■ Lines of data
::::::::

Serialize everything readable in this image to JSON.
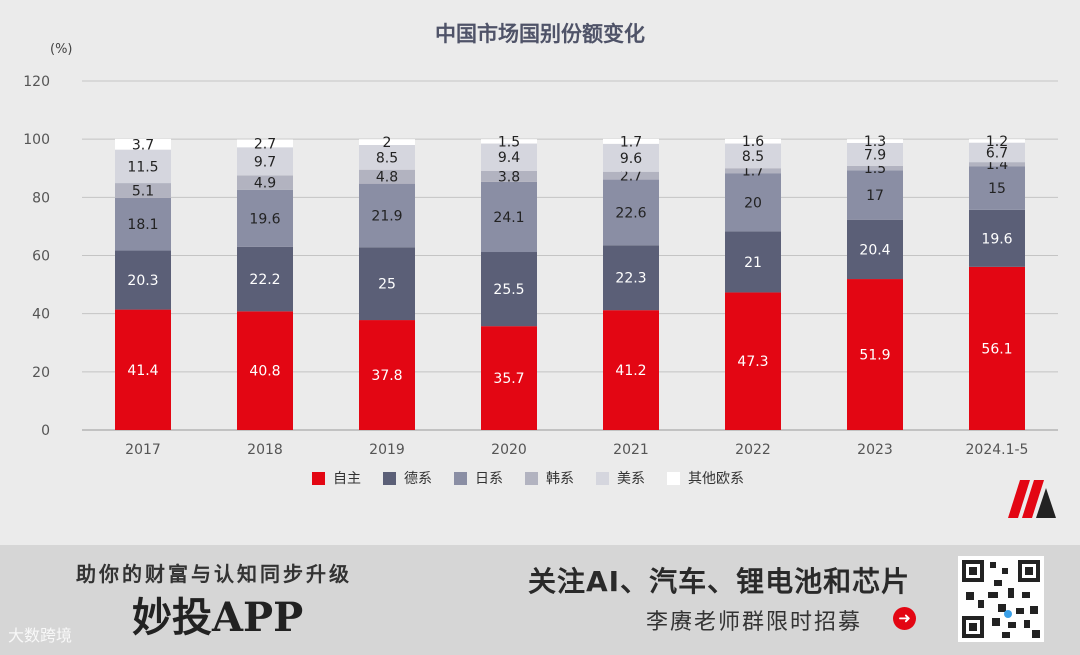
{
  "title": "中国市场国别份额变化",
  "unit": "(%)",
  "chart_data": {
    "type": "bar",
    "stacked": true,
    "title": "中国市场国别份额变化",
    "ylabel": "(%)",
    "ylim": [
      0,
      120
    ],
    "yticks": [
      0,
      20,
      40,
      60,
      80,
      100,
      120
    ],
    "grid": true,
    "legend_position": "bottom",
    "categories": [
      "2017",
      "2018",
      "2019",
      "2020",
      "2021",
      "2022",
      "2023",
      "2024.1-5"
    ],
    "series": [
      {
        "name": "自主",
        "color": "#e30613",
        "label_color": "#ffffff",
        "values": [
          41.4,
          40.8,
          37.8,
          35.7,
          41.2,
          47.3,
          51.9,
          56.1
        ]
      },
      {
        "name": "德系",
        "color": "#5b5f77",
        "label_color": "#ffffff",
        "values": [
          20.3,
          22.2,
          25,
          25.5,
          22.3,
          21,
          20.4,
          19.6
        ]
      },
      {
        "name": "日系",
        "color": "#8a8ea4",
        "label_color": "#222222",
        "values": [
          18.1,
          19.6,
          21.9,
          24.1,
          22.6,
          20,
          17,
          15
        ]
      },
      {
        "name": "韩系",
        "color": "#b2b3c0",
        "label_color": "#222222",
        "values": [
          5.1,
          4.9,
          4.8,
          3.8,
          2.7,
          1.7,
          1.5,
          1.4
        ]
      },
      {
        "name": "美系",
        "color": "#d5d6de",
        "label_color": "#222222",
        "values": [
          11.5,
          9.7,
          8.5,
          9.4,
          9.6,
          8.5,
          7.9,
          6.7
        ]
      },
      {
        "name": "其他欧系",
        "color": "#ffffff",
        "label_color": "#222222",
        "values": [
          3.7,
          2.7,
          2,
          1.5,
          1.7,
          1.6,
          1.3,
          1.2
        ]
      }
    ]
  },
  "banner": {
    "slogan": "助你的财富与认知同步升级",
    "app_name": "妙投APP",
    "promo_line1": "关注AI、汽车、锂电池和芯片",
    "promo_line2": "李赓老师群限时招募",
    "arrow_icon": "arrow-right-circle-icon",
    "qr_icon": "qr-code-icon",
    "watermark": "大数跨境"
  }
}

::::::::

■ WHAT THIS TASK INVOLVES
Exclude every picture and copy the remaining data exactly.

■ THE COMPLETED TASK
Serialize everything readable in this image to JSON.
{
  "title": "中国市场国别份额变化",
  "unit": "(%)",
  "chart_data": {
    "type": "bar",
    "stacked": true,
    "title": "中国市场国别份额变化",
    "ylabel": "(%)",
    "ylim": [
      0,
      120
    ],
    "yticks": [
      0,
      20,
      40,
      60,
      80,
      100,
      120
    ],
    "grid": true,
    "legend_position": "bottom",
    "categories": [
      "2017",
      "2018",
      "2019",
      "2020",
      "2021",
      "2022",
      "2023",
      "2024.1-5"
    ],
    "series": [
      {
        "name": "自主",
        "color": "#e30613",
        "label_color": "#ffffff",
        "values": [
          41.4,
          40.8,
          37.8,
          35.7,
          41.2,
          47.3,
          51.9,
          56.1
        ]
      },
      {
        "name": "德系",
        "color": "#5b5f77",
        "label_color": "#ffffff",
        "values": [
          20.3,
          22.2,
          25,
          25.5,
          22.3,
          21,
          20.4,
          19.6
        ]
      },
      {
        "name": "日系",
        "color": "#8a8ea4",
        "label_color": "#222222",
        "values": [
          18.1,
          19.6,
          21.9,
          24.1,
          22.6,
          20,
          17,
          15
        ]
      },
      {
        "name": "韩系",
        "color": "#b2b3c0",
        "label_color": "#222222",
        "values": [
          5.1,
          4.9,
          4.8,
          3.8,
          2.7,
          1.7,
          1.5,
          1.4
        ]
      },
      {
        "name": "美系",
        "color": "#d5d6de",
        "label_color": "#222222",
        "values": [
          11.5,
          9.7,
          8.5,
          9.4,
          9.6,
          8.5,
          7.9,
          6.7
        ]
      },
      {
        "name": "其他欧系",
        "color": "#ffffff",
        "label_color": "#222222",
        "values": [
          3.7,
          2.7,
          2,
          1.5,
          1.7,
          1.6,
          1.3,
          1.2
        ]
      }
    ]
  },
  "banner": {
    "slogan": "助你的财富与认知同步升级",
    "app_name": "妙投APP",
    "promo_line1": "关注AI、汽车、锂电池和芯片",
    "promo_line2": "李赓老师群限时招募",
    "arrow_icon": "arrow-right-circle-icon",
    "qr_icon": "qr-code-icon",
    "watermark": "大数跨境"
  }
}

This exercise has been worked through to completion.